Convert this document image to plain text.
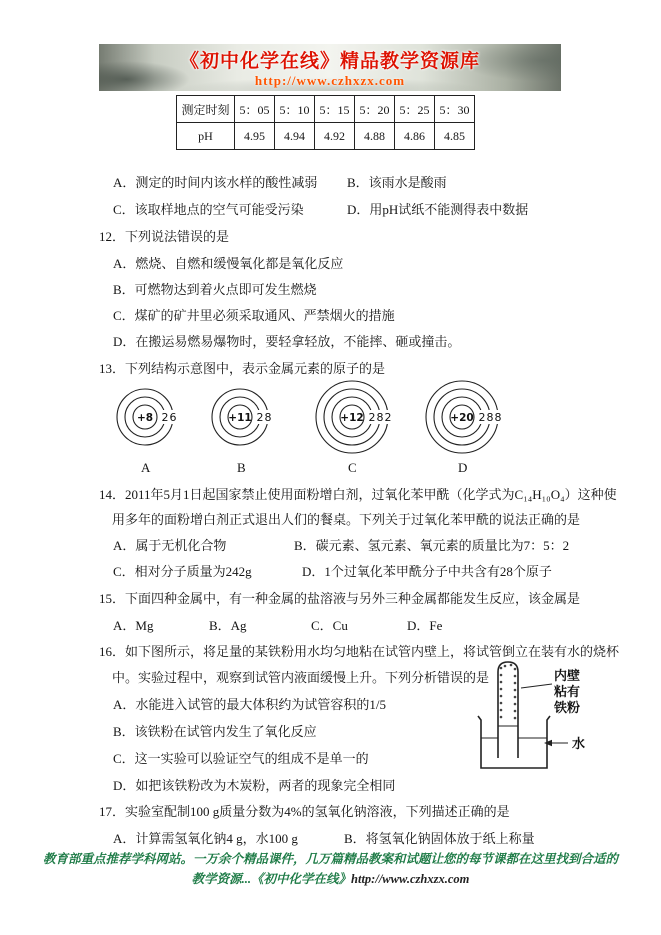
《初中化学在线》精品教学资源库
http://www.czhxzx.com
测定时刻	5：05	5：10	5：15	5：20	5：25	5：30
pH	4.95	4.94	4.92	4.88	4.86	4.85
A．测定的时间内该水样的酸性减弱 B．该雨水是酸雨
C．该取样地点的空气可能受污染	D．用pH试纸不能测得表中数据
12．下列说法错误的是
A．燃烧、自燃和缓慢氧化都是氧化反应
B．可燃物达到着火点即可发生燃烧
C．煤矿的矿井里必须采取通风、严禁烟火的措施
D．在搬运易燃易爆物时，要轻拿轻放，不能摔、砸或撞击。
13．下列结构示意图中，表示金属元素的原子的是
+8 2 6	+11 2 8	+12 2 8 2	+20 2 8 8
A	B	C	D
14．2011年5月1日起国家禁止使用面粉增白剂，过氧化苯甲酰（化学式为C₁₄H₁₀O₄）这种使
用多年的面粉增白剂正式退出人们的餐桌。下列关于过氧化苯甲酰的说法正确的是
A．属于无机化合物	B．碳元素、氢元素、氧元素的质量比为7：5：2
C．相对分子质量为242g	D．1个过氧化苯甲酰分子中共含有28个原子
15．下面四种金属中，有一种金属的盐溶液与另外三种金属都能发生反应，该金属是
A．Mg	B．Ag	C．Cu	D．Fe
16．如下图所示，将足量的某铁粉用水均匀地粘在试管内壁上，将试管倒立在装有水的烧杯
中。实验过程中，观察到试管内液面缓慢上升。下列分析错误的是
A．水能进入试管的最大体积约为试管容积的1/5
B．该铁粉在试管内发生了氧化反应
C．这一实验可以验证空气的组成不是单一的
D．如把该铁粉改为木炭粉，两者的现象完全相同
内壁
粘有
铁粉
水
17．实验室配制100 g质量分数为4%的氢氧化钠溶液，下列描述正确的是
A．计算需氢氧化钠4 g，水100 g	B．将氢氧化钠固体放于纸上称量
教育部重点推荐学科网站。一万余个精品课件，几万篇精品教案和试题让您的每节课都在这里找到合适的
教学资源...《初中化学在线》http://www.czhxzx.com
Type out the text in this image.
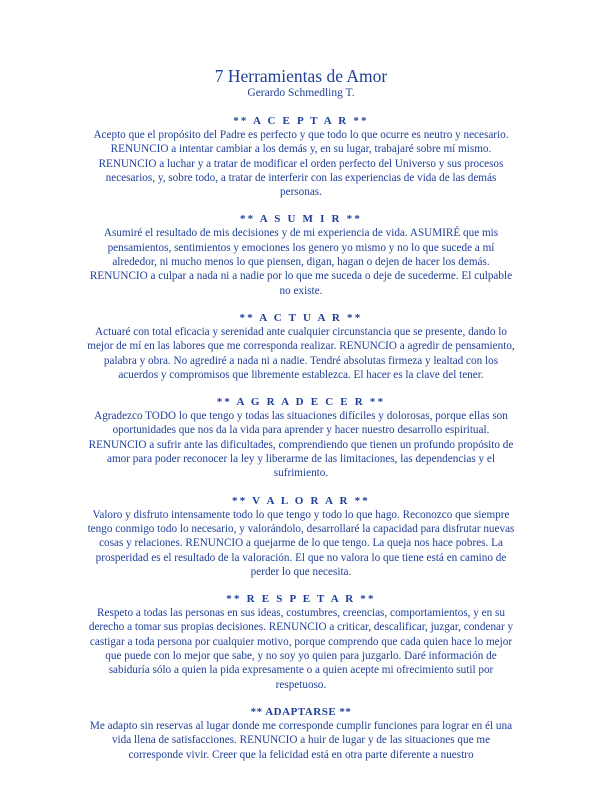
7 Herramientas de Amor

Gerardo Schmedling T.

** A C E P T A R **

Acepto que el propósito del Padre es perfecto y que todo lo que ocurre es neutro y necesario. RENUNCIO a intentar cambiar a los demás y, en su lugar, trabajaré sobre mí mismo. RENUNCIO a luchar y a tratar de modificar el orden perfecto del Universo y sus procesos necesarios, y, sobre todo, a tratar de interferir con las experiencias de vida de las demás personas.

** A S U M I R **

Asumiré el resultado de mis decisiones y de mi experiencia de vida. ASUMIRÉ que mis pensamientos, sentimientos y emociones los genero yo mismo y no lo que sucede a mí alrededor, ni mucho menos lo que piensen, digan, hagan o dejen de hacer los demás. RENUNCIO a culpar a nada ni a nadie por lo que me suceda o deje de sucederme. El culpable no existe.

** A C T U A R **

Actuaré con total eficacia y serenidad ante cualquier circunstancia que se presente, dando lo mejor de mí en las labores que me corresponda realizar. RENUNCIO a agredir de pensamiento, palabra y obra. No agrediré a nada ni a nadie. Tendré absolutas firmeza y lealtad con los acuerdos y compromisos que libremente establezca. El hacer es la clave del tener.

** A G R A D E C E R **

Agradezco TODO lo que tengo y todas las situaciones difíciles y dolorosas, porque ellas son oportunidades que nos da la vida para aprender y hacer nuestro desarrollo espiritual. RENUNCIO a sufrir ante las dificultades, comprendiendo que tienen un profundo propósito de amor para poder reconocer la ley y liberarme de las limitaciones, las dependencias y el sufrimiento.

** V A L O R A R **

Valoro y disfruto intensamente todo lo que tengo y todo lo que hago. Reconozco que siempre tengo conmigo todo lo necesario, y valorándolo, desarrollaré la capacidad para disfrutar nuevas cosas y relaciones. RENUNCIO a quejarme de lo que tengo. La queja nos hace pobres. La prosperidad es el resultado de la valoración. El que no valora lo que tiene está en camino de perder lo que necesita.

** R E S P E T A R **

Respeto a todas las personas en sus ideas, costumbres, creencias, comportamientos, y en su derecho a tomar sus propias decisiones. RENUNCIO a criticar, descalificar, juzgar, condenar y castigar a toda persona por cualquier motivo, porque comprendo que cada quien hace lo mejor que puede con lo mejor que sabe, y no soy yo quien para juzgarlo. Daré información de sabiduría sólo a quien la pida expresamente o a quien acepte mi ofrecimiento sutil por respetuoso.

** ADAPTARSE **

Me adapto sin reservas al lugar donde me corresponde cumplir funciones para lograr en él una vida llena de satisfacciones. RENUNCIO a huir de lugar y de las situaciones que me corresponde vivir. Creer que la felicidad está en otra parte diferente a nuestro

Exercise goal: Take the listing and print it again exactly, but without any pictures.

Complete output:
Convert this document image to plain text.
《初中化学在线》精品教学资源库
http://www.czhxzx.com
测定时刻	5：05	5：10	5：15	5：20	5：25	5：30
pH	4.95	4.94	4.92	4.88	4.86	4.85
A．测定的时间内该水样的酸性减弱 B．该雨水是酸雨
C．该取样地点的空气可能受污染	D．用pH试纸不能测得表中数据
12．下列说法错误的是
A．燃烧、自燃和缓慢氧化都是氧化反应
B．可燃物达到着火点即可发生燃烧
C．煤矿的矿井里必须采取通风、严禁烟火的措施
D．在搬运易燃易爆物时，要轻拿轻放，不能摔、砸或撞击。
13．下列结构示意图中，表示金属元素的原子的是
+8 2 6	+11 2 8	+12 2 8 2	+20 2 8 8
A	B	C	D
14．2011年5月1日起国家禁止使用面粉增白剂，过氧化苯甲酰（化学式为C₁₄H₁₀O₄）这种使
用多年的面粉增白剂正式退出人们的餐桌。下列关于过氧化苯甲酰的说法正确的是
A．属于无机化合物	B．碳元素、氢元素、氧元素的质量比为7：5：2
C．相对分子质量为242g	D．1个过氧化苯甲酰分子中共含有28个原子
15．下面四种金属中，有一种金属的盐溶液与另外三种金属都能发生反应，该金属是
A．Mg	B．Ag	C．Cu	D．Fe
16．如下图所示，将足量的某铁粉用水均匀地粘在试管内壁上，将试管倒立在装有水的烧杯
中。实验过程中，观察到试管内液面缓慢上升。下列分析错误的是
A．水能进入试管的最大体积约为试管容积的1/5
B．该铁粉在试管内发生了氧化反应
C．这一实验可以验证空气的组成不是单一的
D．如把该铁粉改为木炭粉，两者的现象完全相同
内壁
粘有
铁粉
水
17．实验室配制100 g质量分数为4%的氢氧化钠溶液，下列描述正确的是
A．计算需氢氧化钠4 g，水100 g	B．将氢氧化钠固体放于纸上称量
教育部重点推荐学科网站。一万余个精品课件，几万篇精品教案和试题让您的每节课都在这里找到合适的
教学资源...《初中化学在线》http://www.czhxzx.com
Type out the text in this image.
7 Herramientas de Amor

Gerardo Schmedling T.

** A C E P T A R **

Acepto que el propósito del Padre es perfecto y que todo lo que ocurre es neutro y necesario. RENUNCIO a intentar cambiar a los demás y, en su lugar, trabajaré sobre mí mismo. RENUNCIO a luchar y a tratar de modificar el orden perfecto del Universo y sus procesos necesarios, y, sobre todo, a tratar de interferir con las experiencias de vida de las demás personas.

** A S U M I R **

Asumiré el resultado de mis decisiones y de mi experiencia de vida. ASUMIRÉ que mis pensamientos, sentimientos y emociones los genero yo mismo y no lo que sucede a mí alrededor, ni mucho menos lo que piensen, digan, hagan o dejen de hacer los demás. RENUNCIO a culpar a nada ni a nadie por lo que me suceda o deje de sucederme. El culpable no existe.

** A C T U A R **

Actuaré con total eficacia y serenidad ante cualquier circunstancia que se presente, dando lo mejor de mí en las labores que me corresponda realizar. RENUNCIO a agredir de pensamiento, palabra y obra. No agrediré a nada ni a nadie. Tendré absolutas firmeza y lealtad con los acuerdos y compromisos que libremente establezca. El hacer es la clave del tener.

** A G R A D E C E R **

Agradezco TODO lo que tengo y todas las situaciones difíciles y dolorosas, porque ellas son oportunidades que nos da la vida para aprender y hacer nuestro desarrollo espiritual. RENUNCIO a sufrir ante las dificultades, comprendiendo que tienen un profundo propósito de amor para poder reconocer la ley y liberarme de las limitaciones, las dependencias y el sufrimiento.

** V A L O R A R **

Valoro y disfruto intensamente todo lo que tengo y todo lo que hago. Reconozco que siempre tengo conmigo todo lo necesario, y valorándolo, desarrollaré la capacidad para disfrutar nuevas cosas y relaciones. RENUNCIO a quejarme de lo que tengo. La queja nos hace pobres. La prosperidad es el resultado de la valoración. El que no valora lo que tiene está en camino de perder lo que necesita.

** R E S P E T A R **

Respeto a todas las personas en sus ideas, costumbres, creencias, comportamientos, y en su derecho a tomar sus propias decisiones. RENUNCIO a criticar, descalificar, juzgar, condenar y castigar a toda persona por cualquier motivo, porque comprendo que cada quien hace lo mejor que puede con lo mejor que sabe, y no soy yo quien para juzgarlo. Daré información de sabiduría sólo a quien la pida expresamente o a quien acepte mi ofrecimiento sutil por respetuoso.

** ADAPTARSE **

Me adapto sin reservas al lugar donde me corresponde cumplir funciones para lograr en él una vida llena de satisfacciones. RENUNCIO a huir de lugar y de las situaciones que me corresponde vivir. Creer que la felicidad está en otra parte diferente a nuestro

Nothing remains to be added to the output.